▸ **WORK TO COMPLETE**:
Take the material below and write it all out again exactly.

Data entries
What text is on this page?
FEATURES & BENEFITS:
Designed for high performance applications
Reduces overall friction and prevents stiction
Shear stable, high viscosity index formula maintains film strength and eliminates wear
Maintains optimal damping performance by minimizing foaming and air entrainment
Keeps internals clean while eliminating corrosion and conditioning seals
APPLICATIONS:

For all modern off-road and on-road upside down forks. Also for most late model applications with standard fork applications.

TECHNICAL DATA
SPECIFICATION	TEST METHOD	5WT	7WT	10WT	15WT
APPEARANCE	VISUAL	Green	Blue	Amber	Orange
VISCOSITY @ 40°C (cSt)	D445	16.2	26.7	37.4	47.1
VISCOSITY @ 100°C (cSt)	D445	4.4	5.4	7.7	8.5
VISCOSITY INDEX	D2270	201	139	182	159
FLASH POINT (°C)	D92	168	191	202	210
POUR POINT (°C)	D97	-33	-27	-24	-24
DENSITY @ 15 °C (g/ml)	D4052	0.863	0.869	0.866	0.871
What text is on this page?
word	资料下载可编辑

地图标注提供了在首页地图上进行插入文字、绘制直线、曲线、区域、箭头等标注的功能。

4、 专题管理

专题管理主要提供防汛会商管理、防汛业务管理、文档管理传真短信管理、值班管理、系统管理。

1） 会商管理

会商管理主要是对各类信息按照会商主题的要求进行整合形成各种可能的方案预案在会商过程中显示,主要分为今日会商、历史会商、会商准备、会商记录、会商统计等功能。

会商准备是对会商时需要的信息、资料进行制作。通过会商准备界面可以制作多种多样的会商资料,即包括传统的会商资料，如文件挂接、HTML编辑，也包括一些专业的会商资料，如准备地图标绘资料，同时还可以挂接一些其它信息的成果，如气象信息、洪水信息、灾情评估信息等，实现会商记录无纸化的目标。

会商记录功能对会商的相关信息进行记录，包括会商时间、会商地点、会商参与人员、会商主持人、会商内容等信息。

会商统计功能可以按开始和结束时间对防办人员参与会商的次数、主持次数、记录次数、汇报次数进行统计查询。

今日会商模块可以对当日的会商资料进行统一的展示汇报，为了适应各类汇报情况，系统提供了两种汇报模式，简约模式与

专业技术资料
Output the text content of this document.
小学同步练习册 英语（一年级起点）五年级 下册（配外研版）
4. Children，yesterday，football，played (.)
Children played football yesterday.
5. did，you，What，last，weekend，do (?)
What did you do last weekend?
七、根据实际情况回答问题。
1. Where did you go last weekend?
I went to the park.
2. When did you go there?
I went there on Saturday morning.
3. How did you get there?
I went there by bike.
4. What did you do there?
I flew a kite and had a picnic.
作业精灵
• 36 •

▸ **RESPONSE FOR THIS EXERCISE**:
What text is on this page?
FEATURES & BENEFITS:
Designed for high performance applications
Reduces overall friction and prevents stiction
Shear stable, high viscosity index formula maintains film strength and eliminates wear
Maintains optimal damping performance by minimizing foaming and air entrainment
Keeps internals clean while eliminating corrosion and conditioning seals
APPLICATIONS:

For all modern off-road and on-road upside down forks. Also for most late model applications with standard fork applications.

TECHNICAL DATA
SPECIFICATION	TEST METHOD	5WT	7WT	10WT	15WT
APPEARANCE	VISUAL	Green	Blue	Amber	Orange
VISCOSITY @ 40°C (cSt)	D445	16.2	26.7	37.4	47.1
VISCOSITY @ 100°C (cSt)	D445	4.4	5.4	7.7	8.5
VISCOSITY INDEX	D2270	201	139	182	159
FLASH POINT (°C)	D92	168	191	202	210
POUR POINT (°C)	D97	-33	-27	-24	-24
DENSITY @ 15 °C (g/ml)	D4052	0.863	0.869	0.866	0.871
What text is on this page?
word	资料下载可编辑

地图标注提供了在首页地图上进行插入文字、绘制直线、曲线、区域、箭头等标注的功能。

4、 专题管理

专题管理主要提供防汛会商管理、防汛业务管理、文档管理传真短信管理、值班管理、系统管理。

1） 会商管理

会商管理主要是对各类信息按照会商主题的要求进行整合形成各种可能的方案预案在会商过程中显示,主要分为今日会商、历史会商、会商准备、会商记录、会商统计等功能。

会商准备是对会商时需要的信息、资料进行制作。通过会商准备界面可以制作多种多样的会商资料,即包括传统的会商资料，如文件挂接、HTML编辑，也包括一些专业的会商资料，如准备地图标绘资料，同时还可以挂接一些其它信息的成果，如气象信息、洪水信息、灾情评估信息等，实现会商记录无纸化的目标。

会商记录功能对会商的相关信息进行记录，包括会商时间、会商地点、会商参与人员、会商主持人、会商内容等信息。

会商统计功能可以按开始和结束时间对防办人员参与会商的次数、主持次数、记录次数、汇报次数进行统计查询。

今日会商模块可以对当日的会商资料进行统一的展示汇报，为了适应各类汇报情况，系统提供了两种汇报模式，简约模式与

专业技术资料
Output the text content of this document.
小学同步练习册 英语（一年级起点）五年级 下册（配外研版）
4. Children，yesterday，football，played (.)
Children played football yesterday.
5. did，you，What，last，weekend，do (?)
What did you do last weekend?
七、根据实际情况回答问题。
1. Where did you go last weekend?
I went to the park.
2. When did you go there?
I went there on Saturday morning.
3. How did you get there?
I went there by bike.
4. What did you do there?
I flew a kite and had a picnic.
作业精灵
• 36 •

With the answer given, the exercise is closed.